> [TASK PROMPT] In the entries, find all lines that hold the word "tempor" and copy them.

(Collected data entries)
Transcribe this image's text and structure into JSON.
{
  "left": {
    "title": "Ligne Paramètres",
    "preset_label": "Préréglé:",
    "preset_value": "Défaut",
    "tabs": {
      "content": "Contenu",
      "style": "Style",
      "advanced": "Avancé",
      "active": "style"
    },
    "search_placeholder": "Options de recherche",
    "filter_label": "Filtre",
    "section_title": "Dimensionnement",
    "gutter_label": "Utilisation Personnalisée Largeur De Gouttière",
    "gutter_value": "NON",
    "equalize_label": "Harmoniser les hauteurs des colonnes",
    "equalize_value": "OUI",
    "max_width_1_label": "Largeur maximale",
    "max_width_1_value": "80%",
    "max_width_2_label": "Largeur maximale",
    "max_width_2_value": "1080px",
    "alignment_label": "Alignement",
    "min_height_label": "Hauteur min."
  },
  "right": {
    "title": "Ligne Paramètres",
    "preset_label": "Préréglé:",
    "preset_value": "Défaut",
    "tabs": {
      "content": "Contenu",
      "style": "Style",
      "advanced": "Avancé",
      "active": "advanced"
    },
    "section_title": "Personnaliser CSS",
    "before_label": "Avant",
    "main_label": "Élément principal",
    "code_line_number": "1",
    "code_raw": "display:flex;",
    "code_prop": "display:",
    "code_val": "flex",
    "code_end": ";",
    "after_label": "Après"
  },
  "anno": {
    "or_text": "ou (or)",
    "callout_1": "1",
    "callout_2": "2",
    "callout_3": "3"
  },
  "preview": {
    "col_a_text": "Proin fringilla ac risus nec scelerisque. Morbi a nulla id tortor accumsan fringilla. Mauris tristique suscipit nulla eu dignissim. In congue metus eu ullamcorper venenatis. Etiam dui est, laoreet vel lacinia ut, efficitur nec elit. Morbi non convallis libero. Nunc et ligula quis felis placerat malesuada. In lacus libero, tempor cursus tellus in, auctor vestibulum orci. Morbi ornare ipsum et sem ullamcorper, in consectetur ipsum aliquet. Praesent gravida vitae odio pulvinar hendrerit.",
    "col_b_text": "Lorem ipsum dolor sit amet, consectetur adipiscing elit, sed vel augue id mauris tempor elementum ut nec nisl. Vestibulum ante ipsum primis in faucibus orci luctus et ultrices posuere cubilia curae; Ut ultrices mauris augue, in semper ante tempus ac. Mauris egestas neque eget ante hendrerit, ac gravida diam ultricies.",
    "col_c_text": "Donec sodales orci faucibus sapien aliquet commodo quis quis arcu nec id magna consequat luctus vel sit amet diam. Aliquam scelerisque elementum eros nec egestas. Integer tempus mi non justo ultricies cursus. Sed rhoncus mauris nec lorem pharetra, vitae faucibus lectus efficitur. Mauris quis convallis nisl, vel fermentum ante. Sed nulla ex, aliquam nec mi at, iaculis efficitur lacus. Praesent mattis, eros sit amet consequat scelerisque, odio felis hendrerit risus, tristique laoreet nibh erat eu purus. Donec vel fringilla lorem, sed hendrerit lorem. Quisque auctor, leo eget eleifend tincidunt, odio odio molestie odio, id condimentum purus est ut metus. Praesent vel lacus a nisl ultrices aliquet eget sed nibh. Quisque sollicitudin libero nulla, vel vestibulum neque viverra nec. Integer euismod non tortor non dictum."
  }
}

> [EXERCISE SOLUTION]
    "col_a_text": "Proin fringilla ac risus nec scelerisque. Morbi a nulla id tortor accumsan fringilla. Mauris tristique suscipit nulla eu dignissim. In congue metus eu ullamcorper venenatis. Etiam dui est, laoreet vel lacinia ut, efficitur nec elit. Morbi non convallis libero. Nunc et ligula quis felis placerat malesuada. In lacus libero, tempor cursus tellus in, auctor vestibulum orci. Morbi ornare ipsum et sem ullamcorper, in consectetur ipsum aliquet. Praesent gravida vitae odio pulvinar hendrerit.",
    "col_b_text": "Lorem ipsum dolor sit amet, consectetur adipiscing elit, sed vel augue id mauris tempor elementum ut nec nisl. Vestibulum ante ipsum primis in faucibus orci luctus et ultrices posuere cubilia curae; Ut ultrices mauris augue, in semper ante tempus ac. Mauris egestas neque eget ante hendrerit, ac gravida diam ultricies.",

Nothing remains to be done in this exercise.